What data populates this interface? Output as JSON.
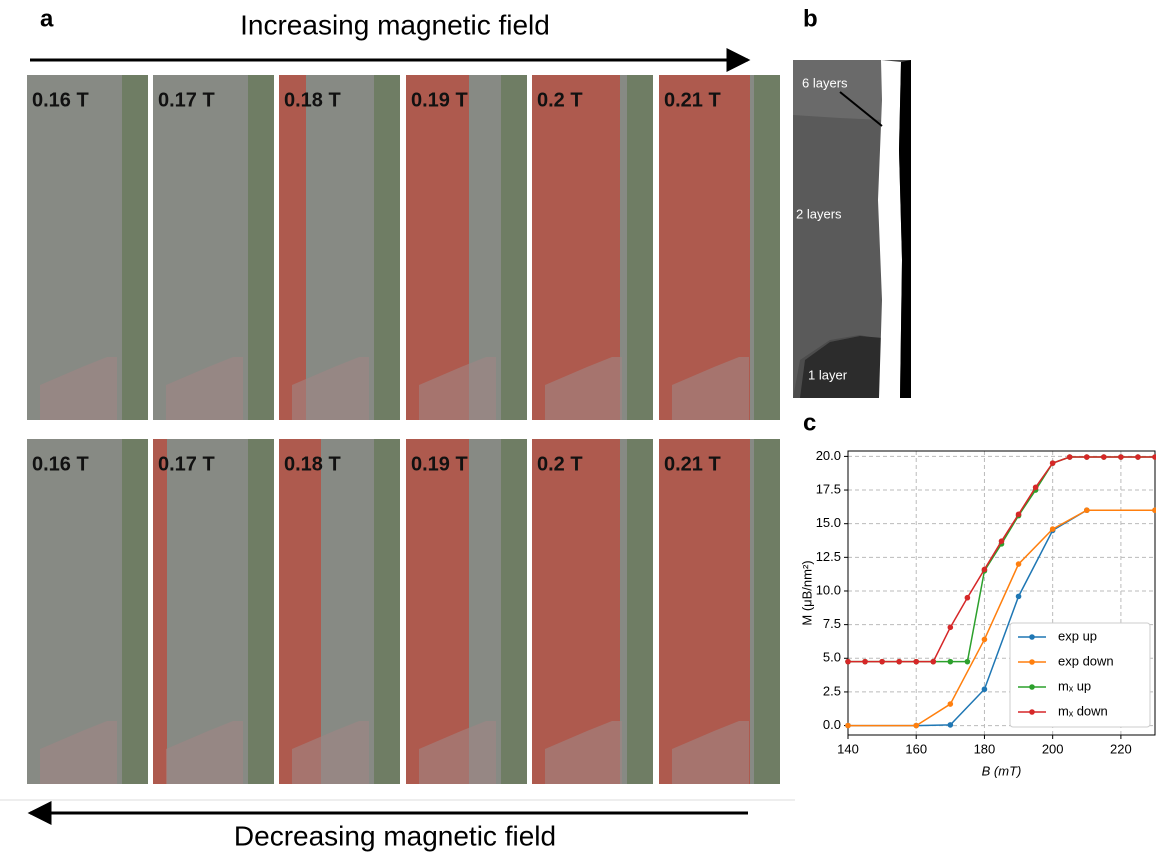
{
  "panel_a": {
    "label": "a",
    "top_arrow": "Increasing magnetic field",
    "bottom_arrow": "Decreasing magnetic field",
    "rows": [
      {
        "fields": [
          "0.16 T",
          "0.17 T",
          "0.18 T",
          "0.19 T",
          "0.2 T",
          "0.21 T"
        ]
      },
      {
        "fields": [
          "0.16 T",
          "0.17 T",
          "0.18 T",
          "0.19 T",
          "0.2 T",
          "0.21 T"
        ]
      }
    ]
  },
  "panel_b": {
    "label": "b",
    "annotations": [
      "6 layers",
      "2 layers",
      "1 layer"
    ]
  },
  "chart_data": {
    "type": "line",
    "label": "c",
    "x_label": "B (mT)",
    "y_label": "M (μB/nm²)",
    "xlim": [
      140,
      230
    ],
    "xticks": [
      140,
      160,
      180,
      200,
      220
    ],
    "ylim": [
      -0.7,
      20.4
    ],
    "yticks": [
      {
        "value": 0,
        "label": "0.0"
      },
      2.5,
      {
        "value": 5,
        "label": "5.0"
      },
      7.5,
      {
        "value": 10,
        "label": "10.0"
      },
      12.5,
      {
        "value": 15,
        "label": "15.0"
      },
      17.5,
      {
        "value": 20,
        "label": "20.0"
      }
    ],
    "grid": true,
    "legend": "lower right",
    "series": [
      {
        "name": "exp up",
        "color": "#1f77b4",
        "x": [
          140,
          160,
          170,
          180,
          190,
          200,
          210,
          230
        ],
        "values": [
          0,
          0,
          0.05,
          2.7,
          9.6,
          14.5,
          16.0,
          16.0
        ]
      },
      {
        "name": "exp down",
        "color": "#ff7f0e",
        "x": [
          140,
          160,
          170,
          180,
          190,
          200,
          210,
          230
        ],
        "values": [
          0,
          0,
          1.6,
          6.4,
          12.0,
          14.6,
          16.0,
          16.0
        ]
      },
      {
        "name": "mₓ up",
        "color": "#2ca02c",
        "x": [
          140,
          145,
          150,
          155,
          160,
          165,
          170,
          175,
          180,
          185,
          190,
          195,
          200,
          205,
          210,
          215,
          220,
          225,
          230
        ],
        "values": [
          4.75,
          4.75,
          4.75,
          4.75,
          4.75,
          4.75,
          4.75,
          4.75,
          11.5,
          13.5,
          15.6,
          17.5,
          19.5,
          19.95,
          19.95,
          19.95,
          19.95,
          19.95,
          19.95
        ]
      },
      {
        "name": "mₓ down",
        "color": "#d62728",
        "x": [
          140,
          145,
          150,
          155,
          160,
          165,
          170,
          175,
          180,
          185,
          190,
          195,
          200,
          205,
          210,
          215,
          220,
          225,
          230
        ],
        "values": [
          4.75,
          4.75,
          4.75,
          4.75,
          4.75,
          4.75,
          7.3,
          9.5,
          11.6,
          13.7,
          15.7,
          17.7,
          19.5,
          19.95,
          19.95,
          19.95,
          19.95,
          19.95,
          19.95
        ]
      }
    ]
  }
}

- **TASK DETAILS**:
Copy each line in full and exactly, omitting any picture.

- **SOLUTION FOR THIS EXERCISE**:
What data populates this interface? Output as JSON.
{
  "panel_a": {
    "label": "a",
    "top_arrow": "Increasing magnetic field",
    "bottom_arrow": "Decreasing magnetic field",
    "rows": [
      {
        "fields": [
          "0.16 T",
          "0.17 T",
          "0.18 T",
          "0.19 T",
          "0.2 T",
          "0.21 T"
        ]
      },
      {
        "fields": [
          "0.16 T",
          "0.17 T",
          "0.18 T",
          "0.19 T",
          "0.2 T",
          "0.21 T"
        ]
      }
    ]
  },
  "panel_b": {
    "label": "b",
    "annotations": [
      "6 layers",
      "2 layers",
      "1 layer"
    ]
  },
  "chart_data": {
    "type": "line",
    "label": "c",
    "x_label": "B (mT)",
    "y_label": "M (μB/nm²)",
    "xlim": [
      140,
      230
    ],
    "xticks": [
      140,
      160,
      180,
      200,
      220
    ],
    "ylim": [
      -0.7,
      20.4
    ],
    "yticks": [
      {
        "value": 0,
        "label": "0.0"
      },
      2.5,
      {
        "value": 5,
        "label": "5.0"
      },
      7.5,
      {
        "value": 10,
        "label": "10.0"
      },
      12.5,
      {
        "value": 15,
        "label": "15.0"
      },
      17.5,
      {
        "value": 20,
        "label": "20.0"
      }
    ],
    "grid": true,
    "legend": "lower right",
    "series": [
      {
        "name": "exp up",
        "color": "#1f77b4",
        "x": [
          140,
          160,
          170,
          180,
          190,
          200,
          210,
          230
        ],
        "values": [
          0,
          0,
          0.05,
          2.7,
          9.6,
          14.5,
          16.0,
          16.0
        ]
      },
      {
        "name": "exp down",
        "color": "#ff7f0e",
        "x": [
          140,
          160,
          170,
          180,
          190,
          200,
          210,
          230
        ],
        "values": [
          0,
          0,
          1.6,
          6.4,
          12.0,
          14.6,
          16.0,
          16.0
        ]
      },
      {
        "name": "mₓ up",
        "color": "#2ca02c",
        "x": [
          140,
          145,
          150,
          155,
          160,
          165,
          170,
          175,
          180,
          185,
          190,
          195,
          200,
          205,
          210,
          215,
          220,
          225,
          230
        ],
        "values": [
          4.75,
          4.75,
          4.75,
          4.75,
          4.75,
          4.75,
          4.75,
          4.75,
          11.5,
          13.5,
          15.6,
          17.5,
          19.5,
          19.95,
          19.95,
          19.95,
          19.95,
          19.95,
          19.95
        ]
      },
      {
        "name": "mₓ down",
        "color": "#d62728",
        "x": [
          140,
          145,
          150,
          155,
          160,
          165,
          170,
          175,
          180,
          185,
          190,
          195,
          200,
          205,
          210,
          215,
          220,
          225,
          230
        ],
        "values": [
          4.75,
          4.75,
          4.75,
          4.75,
          4.75,
          4.75,
          7.3,
          9.5,
          11.6,
          13.7,
          15.7,
          17.7,
          19.5,
          19.95,
          19.95,
          19.95,
          19.95,
          19.95,
          19.95
        ]
      }
    ]
  }
}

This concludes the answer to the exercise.